[Work required] Extract, from the listing that follows, each line containing the word "this".

+-------+

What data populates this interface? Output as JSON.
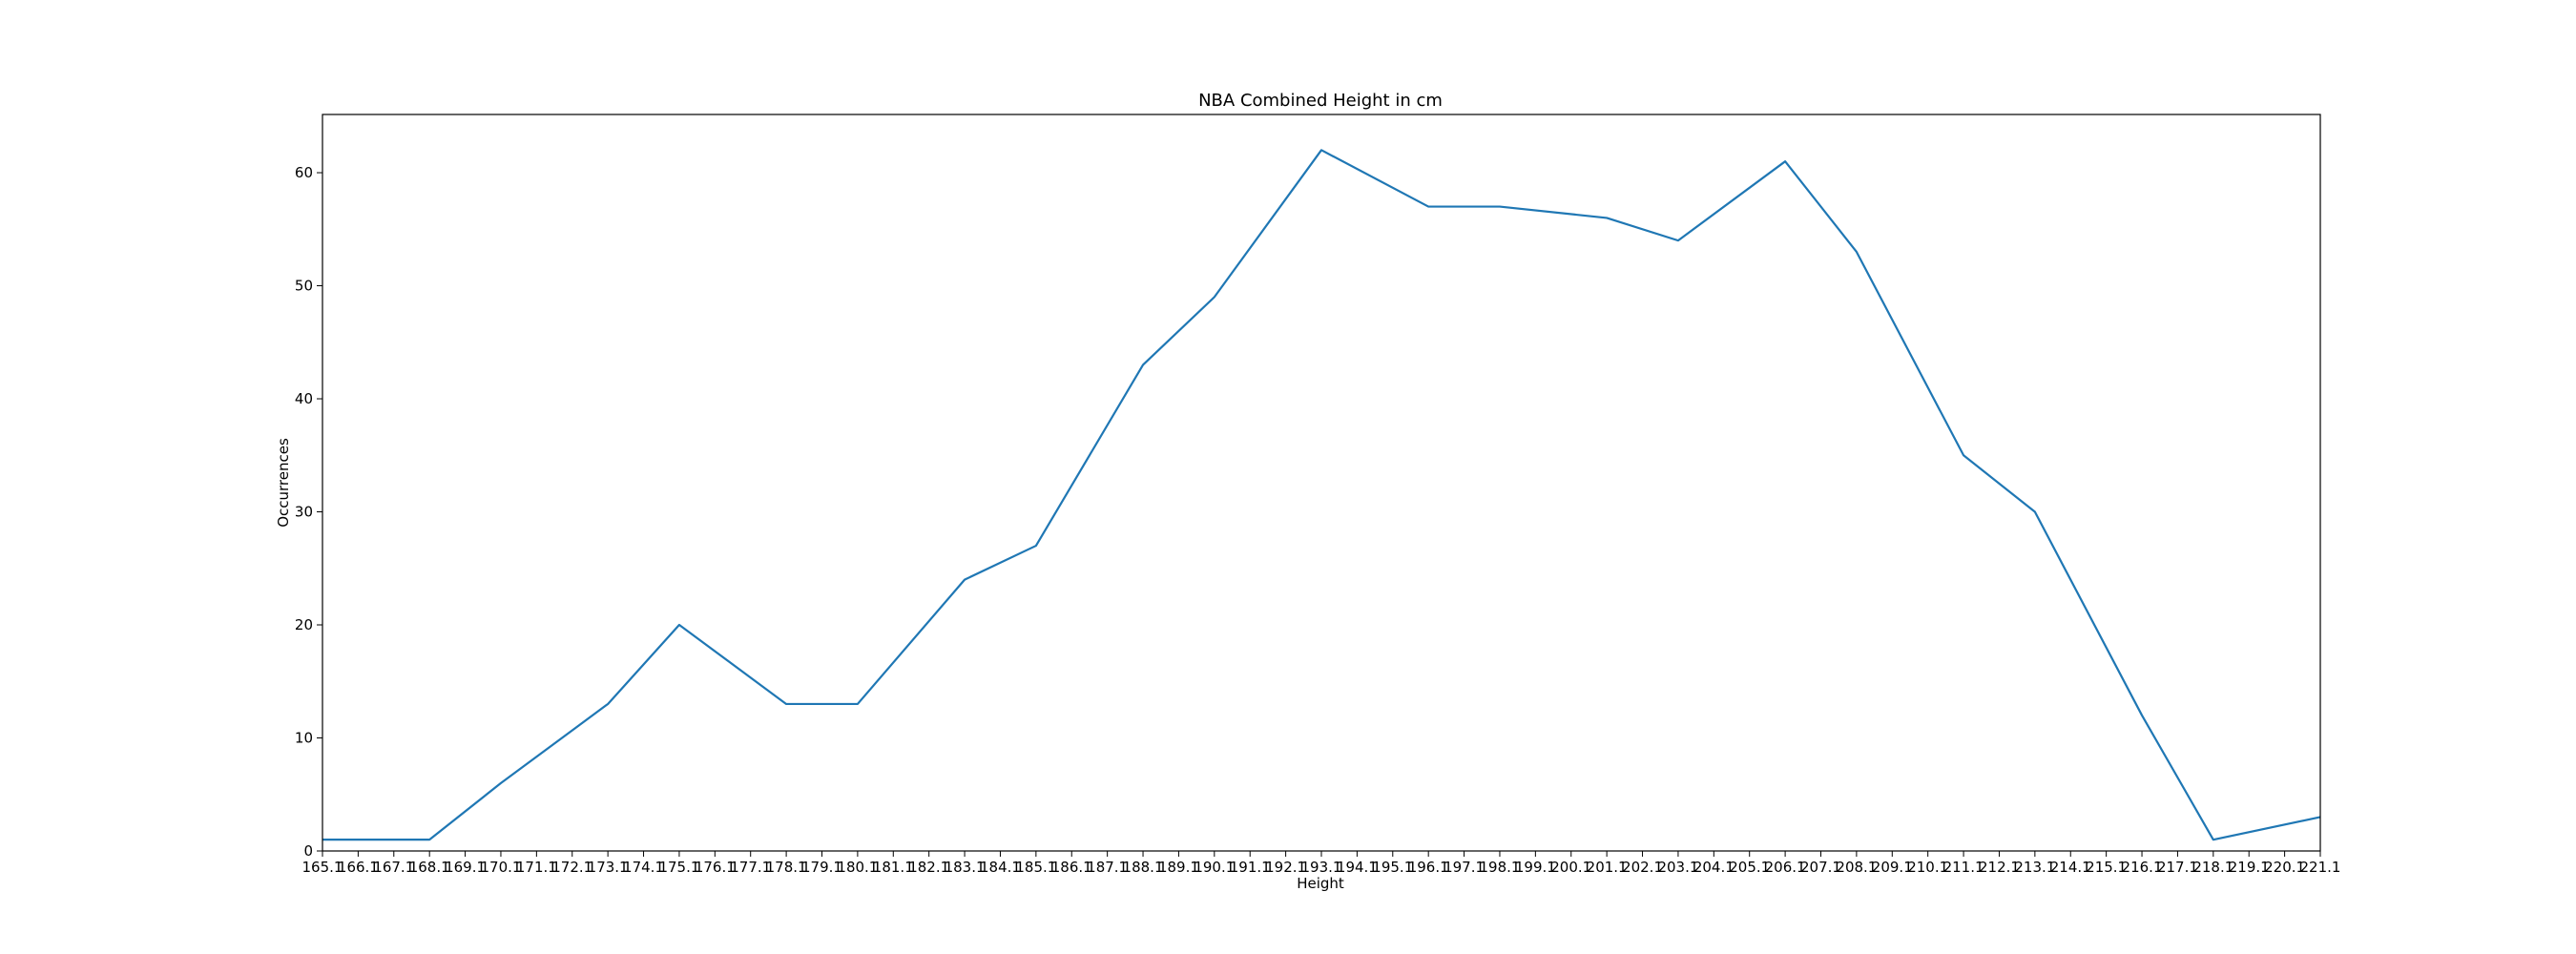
{
  "chart_data": {
    "type": "line",
    "title": "NBA Combined Height in cm",
    "xlabel": "Height",
    "ylabel": "Occurrences",
    "categories": [
      "165.1",
      "166.1",
      "167.1",
      "168.1",
      "169.1",
      "170.1",
      "171.1",
      "172.1",
      "173.1",
      "174.1",
      "175.1",
      "176.1",
      "177.1",
      "178.1",
      "179.1",
      "180.1",
      "181.1",
      "182.1",
      "183.1",
      "184.1",
      "185.1",
      "186.1",
      "187.1",
      "188.1",
      "189.1",
      "190.1",
      "191.1",
      "192.1",
      "193.1",
      "194.1",
      "195.1",
      "196.1",
      "197.1",
      "198.1",
      "199.1",
      "200.1",
      "201.1",
      "202.1",
      "203.1",
      "204.1",
      "205.1",
      "206.1",
      "207.1",
      "208.1",
      "209.1",
      "210.1",
      "211.1",
      "212.1",
      "213.1",
      "214.1",
      "215.1",
      "216.1",
      "217.1",
      "218.1",
      "219.1",
      "220.1",
      "221.1"
    ],
    "points": [
      {
        "x": 165.1,
        "y": 1
      },
      {
        "x": 168.1,
        "y": 1
      },
      {
        "x": 170.1,
        "y": 6
      },
      {
        "x": 173.1,
        "y": 13
      },
      {
        "x": 175.1,
        "y": 20
      },
      {
        "x": 178.1,
        "y": 13
      },
      {
        "x": 180.1,
        "y": 13
      },
      {
        "x": 183.1,
        "y": 24
      },
      {
        "x": 185.1,
        "y": 27
      },
      {
        "x": 188.1,
        "y": 43
      },
      {
        "x": 190.1,
        "y": 49
      },
      {
        "x": 193.1,
        "y": 62
      },
      {
        "x": 196.1,
        "y": 57
      },
      {
        "x": 198.1,
        "y": 57
      },
      {
        "x": 201.1,
        "y": 56
      },
      {
        "x": 203.1,
        "y": 54
      },
      {
        "x": 206.1,
        "y": 61
      },
      {
        "x": 208.1,
        "y": 53
      },
      {
        "x": 211.1,
        "y": 35
      },
      {
        "x": 213.1,
        "y": 30
      },
      {
        "x": 216.1,
        "y": 12
      },
      {
        "x": 218.1,
        "y": 1
      },
      {
        "x": 221.1,
        "y": 3
      }
    ],
    "yticks": [
      0,
      10,
      20,
      30,
      40,
      50,
      60
    ],
    "xlim": [
      165.1,
      221.1
    ],
    "ylim": [
      0,
      65.15
    ],
    "grid": false,
    "line_color": "#1f77b4"
  }
}
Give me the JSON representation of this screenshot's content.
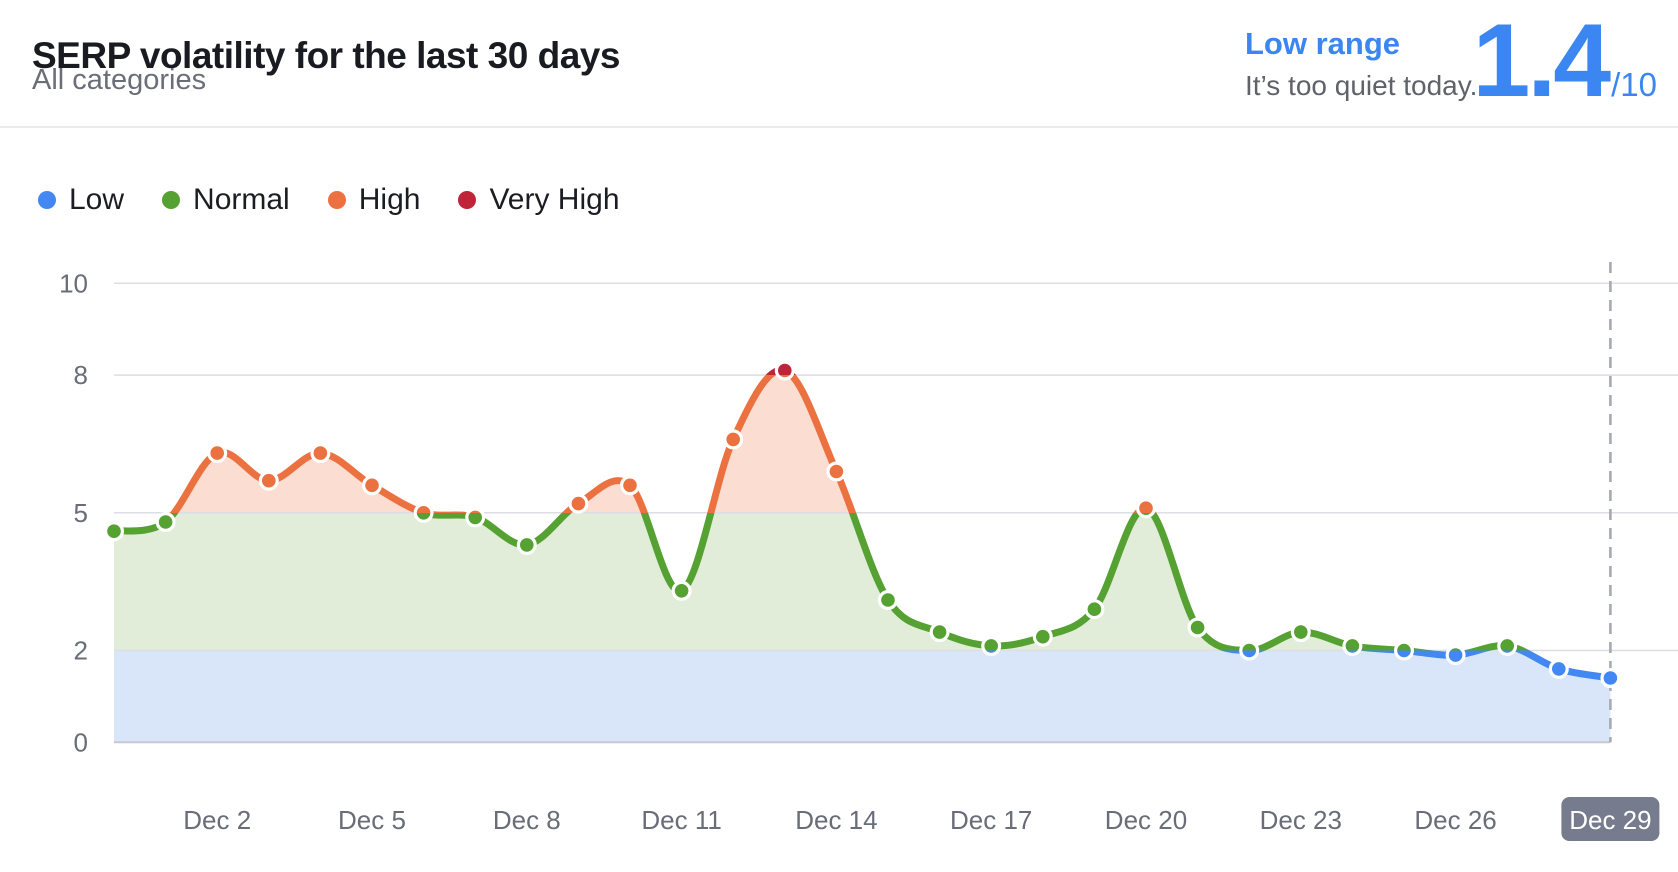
{
  "header": {
    "title": "SERP volatility for the last 30 days",
    "subtitle": "All categories"
  },
  "status": {
    "range_label": "Low range",
    "message": "It’s too quiet today.",
    "score": "1.4",
    "score_suffix": "/10",
    "accent_color": "#3b86f0"
  },
  "legend": [
    {
      "label": "Low",
      "color": "#4287f2"
    },
    {
      "label": "Normal",
      "color": "#55a132"
    },
    {
      "label": "High",
      "color": "#ec7140"
    },
    {
      "label": "Very High",
      "color": "#bf2438"
    }
  ],
  "chart_data": {
    "type": "area",
    "title": "SERP volatility for the last 30 days",
    "x": [
      "Nov 30",
      "Dec 1",
      "Dec 2",
      "Dec 3",
      "Dec 4",
      "Dec 5",
      "Dec 6",
      "Dec 7",
      "Dec 8",
      "Dec 9",
      "Dec 10",
      "Dec 11",
      "Dec 12",
      "Dec 13",
      "Dec 14",
      "Dec 15",
      "Dec 16",
      "Dec 17",
      "Dec 18",
      "Dec 19",
      "Dec 20",
      "Dec 21",
      "Dec 22",
      "Dec 23",
      "Dec 24",
      "Dec 25",
      "Dec 26",
      "Dec 27",
      "Dec 28",
      "Dec 29"
    ],
    "values": [
      4.6,
      4.8,
      6.3,
      5.7,
      6.3,
      5.6,
      5.0,
      4.9,
      4.3,
      5.2,
      5.6,
      3.3,
      6.6,
      8.1,
      5.9,
      3.1,
      2.4,
      2.1,
      2.3,
      2.9,
      5.1,
      2.5,
      2.0,
      2.4,
      2.1,
      2.0,
      1.9,
      2.1,
      1.6,
      1.4
    ],
    "x_tick_labels": [
      "Dec 2",
      "Dec 5",
      "Dec 8",
      "Dec 11",
      "Dec 14",
      "Dec 17",
      "Dec 20",
      "Dec 23",
      "Dec 26",
      "Dec 29"
    ],
    "highlighted_tick": "Dec 29",
    "y_ticks": [
      "0",
      "2",
      "5",
      "8",
      "10"
    ],
    "ylim": [
      0,
      10
    ],
    "grid": true,
    "legend_position": "top-left",
    "bands": {
      "low": [
        0,
        2
      ],
      "normal": [
        2,
        5
      ],
      "high": [
        5,
        8
      ],
      "very_high": [
        8,
        10
      ]
    },
    "line_colors": {
      "low": "#4287f2",
      "normal": "#55a132",
      "high": "#ec7140",
      "very_high": "#bf2438"
    },
    "band_fill_colors": {
      "low": "#d9e6f9",
      "normal": "#e1ecd9",
      "high": "#fbddd1",
      "very_high": "#f6d4cb"
    },
    "grid_color": "#dcdee3",
    "baseline_color": "#c5cad1",
    "axis_label_color": "#696d77",
    "dashed_cursor_color": "#a6aab2",
    "highlight_badge_color": "#767c8d",
    "highlight_badge_text_color": "#ffffff"
  }
}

+-------+

[Final result]
What data populates this interface? Output as JSON.
Give me the JSON representation of this screenshot's content.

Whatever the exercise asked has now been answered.